Among the entries, which lines carry the string "text"? Copy each of them.

MATERIAL PROVIDED start

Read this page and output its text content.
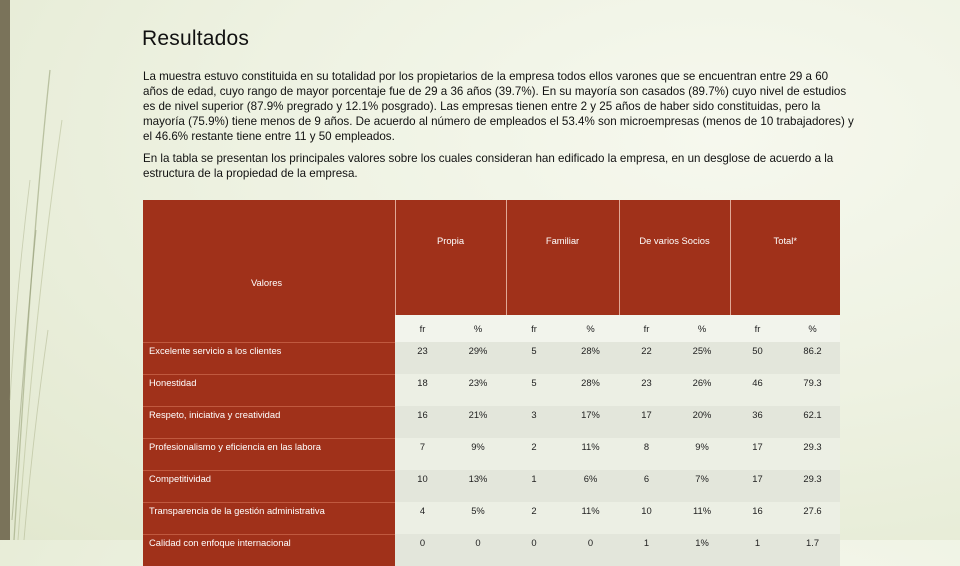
Resultados

La muestra estuvo constituida en su totalidad por los propietarios de la empresa todos ellos varones que se encuentran entre 29 a 60 años de edad, cuyo rango de mayor porcentaje fue de 29 a 36 años (39.7%). En su mayoría son casados (89.7%) cuyo nivel de estudios es de nivel superior (87.9% pregrado y 12.1% posgrado). Las empresas tienen entre 2 y 25 años de haber sido constituidas, pero la mayoría (75.9%) tiene menos de 9 años. De acuerdo al número de empleados el 53.4% son microempresas (menos de 10 trabajadores) y el 46.6% restante tiene entre 11 y 50 empleados.

En la tabla se presentan los principales valores sobre los cuales consideran han edificado la empresa, en un desglose de acuerdo a la estructura de la propiedad de la empresa.

Valores	Propia		Familiar		De varios Socios		Total*	
	fr	%	fr	%	fr	%	fr	%
Excelente servicio a los clientes	23	29%	5	28%	22	25%	50	86.2
Honestidad	18	23%	5	28%	23	26%	46	79.3
Respeto, iniciativa y creatividad	16	21%	3	17%	17	20%	36	62.1
Profesionalismo y eficiencia en las labora	7	9%	2	11%	8	9%	17	29.3
Competitividad	10	13%	1	6%	6	7%	17	29.3
Transparencia de la gestión administrativa	4	5%	2	11%	10	11%	16	27.6
Calidad con enfoque internacional	0	0	0	0	1	1%	1	1.7
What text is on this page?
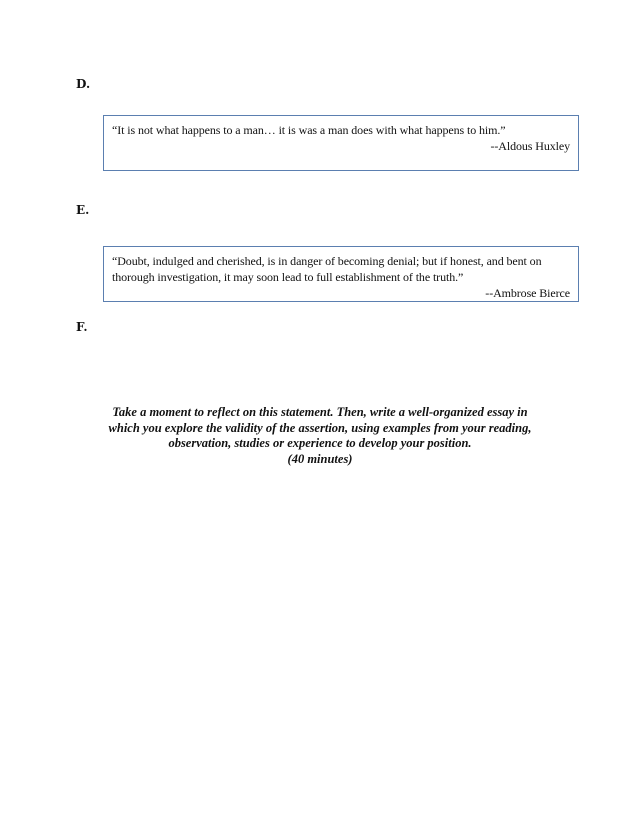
D.
“It is not what happens to a man… it is was a man does with what happens to him.”
--Aldous Huxley
E.
“Doubt, indulged and cherished, is in danger of becoming denial; but if honest, and bent on thorough investigation, it may soon lead to full establishment of the truth.”
--Ambrose Bierce
F.
Take a moment to reflect on this statement. Then, write a well-organized essay in
which you explore the validity of the assertion, using examples from your reading,
observation, studies or experience to develop your position.
(40 minutes)
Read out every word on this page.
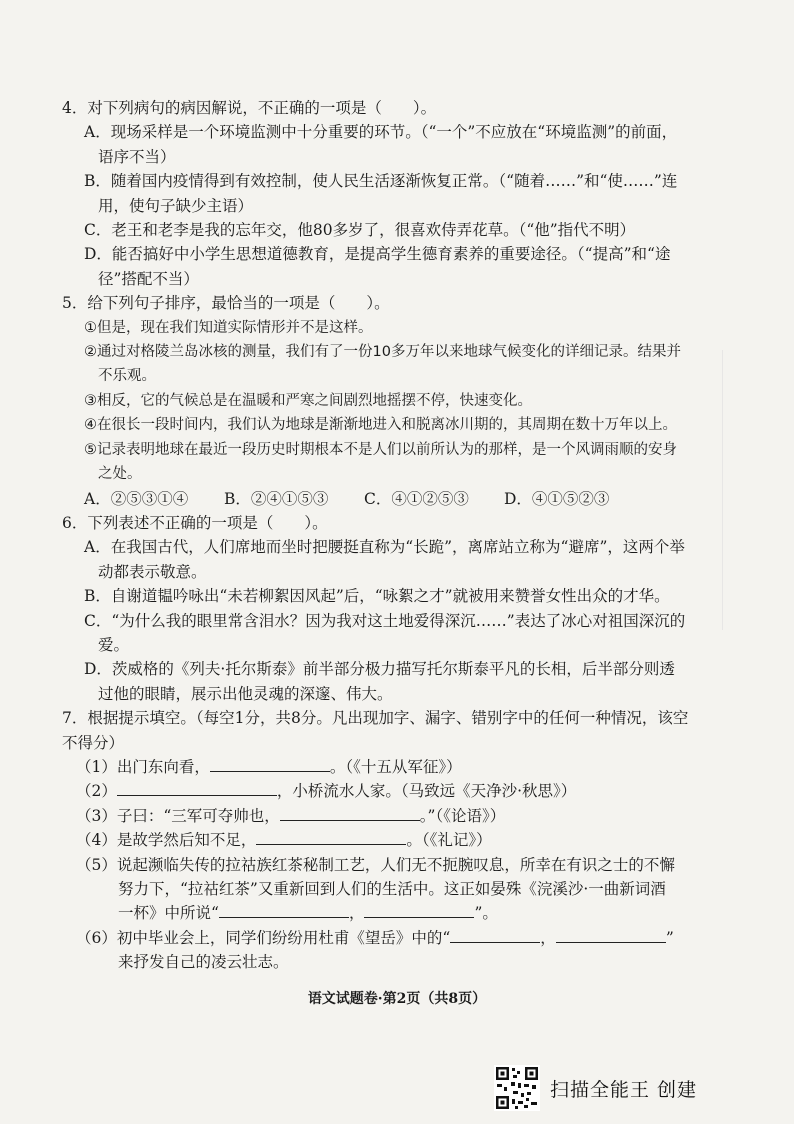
4．对下列病句的病因解说，不正确的一项是（　　）。

A．现场采样是一个环境监测中十分重要的环节。（“一个”不应放在“环境监测”的前面，语序不当）

B．随着国内疫情得到有效控制，使人民生活逐渐恢复正常。（“随着……”和“使……”连用，使句子缺少主语）

C．老王和老李是我的忘年交，他80多岁了，很喜欢侍弄花草。（“他”指代不明）

D．能否搞好中小学生思想道德教育，是提高学生德育素养的重要途径。（“提高”和“途径”搭配不当）

5．给下列句子排序，最恰当的一项是（　　）。

①但是，现在我们知道实际情形并不是这样。

②通过对格陵兰岛冰核的测量，我们有了一份10多万年以来地球气候变化的详细记录。结果并不乐观。

③相反，它的气候总是在温暖和严寒之间剧烈地摇摆不停，快速变化。

④在很长一段时间内，我们认为地球是渐渐地进入和脱离冰川期的，其周期在数十万年以上。

⑤记录表明地球在最近一段历史时期根本不是人们以前所认为的那样，是一个风调雨顺的安身之处。

A．②⑤③①④	B．②④①⑤③	C．④①②⑤③	D．④①⑤②③

6．下列表述不正确的一项是（　　）。

A．在我国古代，人们席地而坐时把腰挺直称为“长跪”，离席站立称为“避席”，这两个举动都表示敬意。

B．自谢道韫吟咏出“未若柳絮因风起”后，“咏絮之才”就被用来赞誉女性出众的才华。

C．“为什么我的眼里常含泪水？因为我对这土地爱得深沉……”表达了冰心对祖国深沉的爱。

D．茨威格的《列夫·托尔斯泰》前半部分极力描写托尔斯泰平凡的长相，后半部分则透过他的眼睛，展示出他灵魂的深邃、伟大。

7．根据提示填空。（每空1分，共8分。凡出现加字、漏字、错别字中的任何一种情况，该空不得分）

（1）出门东向看，	。（《十五从军征》）
（2）	，小桥流水人家。（马致远《天净沙·秋思》）
（3）子曰：“三军可夺帅也，	。”（《论语》）
（4）是故学然后知不足，	。（《礼记》）
（5）说起濒临失传的拉祜族红茶秘制工艺，人们无不扼腕叹息，所幸在有识之士的不懈
努力下，“拉祜红茶”又重新回到人们的生活中。这正如晏殊《浣溪沙·一曲新词酒
一杯》中所说“	，	”。
（6）初中毕业会上，同学们纷纷用杜甫《望岳》中的“	，	”
来抒发自己的凌云壮志。
语文试题卷·第2页（共8页）
扫描全能王 创建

MATERIAL PROVIDED end

TASK RESPONSE —
Read this page and output its text content.
What text is on this page?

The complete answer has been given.